_Aim_
Identify each line below containing the string "residents" and copy it.

_Records to use_
— START —

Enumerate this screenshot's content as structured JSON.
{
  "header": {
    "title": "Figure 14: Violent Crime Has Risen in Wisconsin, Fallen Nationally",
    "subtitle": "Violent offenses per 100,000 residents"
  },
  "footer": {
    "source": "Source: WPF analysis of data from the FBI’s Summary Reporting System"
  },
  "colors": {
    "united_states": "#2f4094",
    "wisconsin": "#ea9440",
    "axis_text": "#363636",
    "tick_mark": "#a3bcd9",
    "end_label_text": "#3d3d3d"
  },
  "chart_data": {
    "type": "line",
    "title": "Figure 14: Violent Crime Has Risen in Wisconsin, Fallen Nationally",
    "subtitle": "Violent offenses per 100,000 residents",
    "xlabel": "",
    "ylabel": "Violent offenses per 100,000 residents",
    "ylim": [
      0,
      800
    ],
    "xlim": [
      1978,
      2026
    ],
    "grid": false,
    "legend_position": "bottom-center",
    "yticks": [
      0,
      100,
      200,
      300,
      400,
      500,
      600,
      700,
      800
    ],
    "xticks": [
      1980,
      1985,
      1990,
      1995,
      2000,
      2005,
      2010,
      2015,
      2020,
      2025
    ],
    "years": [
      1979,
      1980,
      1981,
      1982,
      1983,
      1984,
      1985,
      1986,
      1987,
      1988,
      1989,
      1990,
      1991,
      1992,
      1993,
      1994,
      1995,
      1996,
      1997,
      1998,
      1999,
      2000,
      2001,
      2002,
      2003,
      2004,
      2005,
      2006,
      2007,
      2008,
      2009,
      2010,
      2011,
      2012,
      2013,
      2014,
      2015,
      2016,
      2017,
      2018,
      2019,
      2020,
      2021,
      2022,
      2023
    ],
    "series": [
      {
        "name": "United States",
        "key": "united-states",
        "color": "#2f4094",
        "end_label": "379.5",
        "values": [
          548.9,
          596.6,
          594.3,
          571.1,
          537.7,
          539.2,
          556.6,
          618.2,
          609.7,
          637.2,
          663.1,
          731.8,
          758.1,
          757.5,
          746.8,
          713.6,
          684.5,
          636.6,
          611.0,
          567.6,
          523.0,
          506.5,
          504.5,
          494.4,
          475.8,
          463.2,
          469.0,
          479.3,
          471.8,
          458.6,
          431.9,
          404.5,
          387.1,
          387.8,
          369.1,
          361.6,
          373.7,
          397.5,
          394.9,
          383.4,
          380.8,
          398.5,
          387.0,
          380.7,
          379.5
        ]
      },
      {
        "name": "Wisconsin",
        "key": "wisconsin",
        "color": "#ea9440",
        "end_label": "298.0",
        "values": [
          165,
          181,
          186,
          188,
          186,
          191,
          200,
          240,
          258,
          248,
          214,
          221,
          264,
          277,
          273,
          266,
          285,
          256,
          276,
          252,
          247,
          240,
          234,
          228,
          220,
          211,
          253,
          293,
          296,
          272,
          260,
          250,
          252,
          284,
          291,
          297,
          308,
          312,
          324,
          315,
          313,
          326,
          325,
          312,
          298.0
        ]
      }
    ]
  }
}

— END —

_Solved exercise_
    "subtitle": "Violent offenses per 100,000 residents"
    "subtitle": "Violent offenses per 100,000 residents",
    "ylabel": "Violent offenses per 100,000 residents",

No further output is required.